#### Stored data entries
====================

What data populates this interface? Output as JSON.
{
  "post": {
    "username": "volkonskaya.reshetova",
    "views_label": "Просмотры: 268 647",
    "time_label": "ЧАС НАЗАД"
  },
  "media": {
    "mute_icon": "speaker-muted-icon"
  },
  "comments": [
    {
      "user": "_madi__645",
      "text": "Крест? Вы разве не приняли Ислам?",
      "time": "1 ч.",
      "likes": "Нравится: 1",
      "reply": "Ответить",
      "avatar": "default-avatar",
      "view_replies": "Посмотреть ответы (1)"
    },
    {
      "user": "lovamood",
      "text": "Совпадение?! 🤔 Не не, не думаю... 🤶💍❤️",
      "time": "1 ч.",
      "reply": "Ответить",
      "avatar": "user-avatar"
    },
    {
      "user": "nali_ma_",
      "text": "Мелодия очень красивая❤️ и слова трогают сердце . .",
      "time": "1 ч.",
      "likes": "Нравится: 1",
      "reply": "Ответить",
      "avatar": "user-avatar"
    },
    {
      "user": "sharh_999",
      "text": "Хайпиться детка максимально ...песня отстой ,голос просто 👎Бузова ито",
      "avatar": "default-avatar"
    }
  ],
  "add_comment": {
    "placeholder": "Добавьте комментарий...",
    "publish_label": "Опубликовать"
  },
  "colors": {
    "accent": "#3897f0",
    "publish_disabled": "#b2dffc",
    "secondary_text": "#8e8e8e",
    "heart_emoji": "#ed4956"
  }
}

====================

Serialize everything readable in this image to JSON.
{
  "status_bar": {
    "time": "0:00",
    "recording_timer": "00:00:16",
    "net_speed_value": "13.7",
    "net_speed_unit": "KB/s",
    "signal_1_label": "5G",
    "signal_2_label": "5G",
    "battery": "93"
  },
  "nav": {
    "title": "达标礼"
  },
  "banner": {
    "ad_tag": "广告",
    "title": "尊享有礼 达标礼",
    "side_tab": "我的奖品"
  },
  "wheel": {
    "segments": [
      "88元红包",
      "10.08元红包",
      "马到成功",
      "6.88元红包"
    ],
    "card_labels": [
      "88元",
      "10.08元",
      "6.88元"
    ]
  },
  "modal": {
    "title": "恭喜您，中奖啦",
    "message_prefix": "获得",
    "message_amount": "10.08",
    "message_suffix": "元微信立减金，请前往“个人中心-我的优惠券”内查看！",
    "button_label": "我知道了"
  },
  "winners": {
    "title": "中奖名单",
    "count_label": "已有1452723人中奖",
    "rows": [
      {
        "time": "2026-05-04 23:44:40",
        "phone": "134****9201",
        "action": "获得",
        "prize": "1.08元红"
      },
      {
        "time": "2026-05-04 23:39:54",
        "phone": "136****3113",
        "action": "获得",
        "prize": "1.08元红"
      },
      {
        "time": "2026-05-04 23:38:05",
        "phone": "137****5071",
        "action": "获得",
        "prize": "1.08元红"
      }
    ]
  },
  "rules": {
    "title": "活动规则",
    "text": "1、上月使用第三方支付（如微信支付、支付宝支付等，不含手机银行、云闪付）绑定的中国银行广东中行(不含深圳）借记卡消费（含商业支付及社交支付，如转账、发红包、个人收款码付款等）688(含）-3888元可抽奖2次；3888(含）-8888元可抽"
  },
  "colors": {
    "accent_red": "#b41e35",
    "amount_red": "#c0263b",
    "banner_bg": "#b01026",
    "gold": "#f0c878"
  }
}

====================

#### What is expected
Gather each line in the entries above where the string "JSON" is found.

#### Answer below
What data populates this interface? Output as JSON.
Serialize everything readable in this image to JSON.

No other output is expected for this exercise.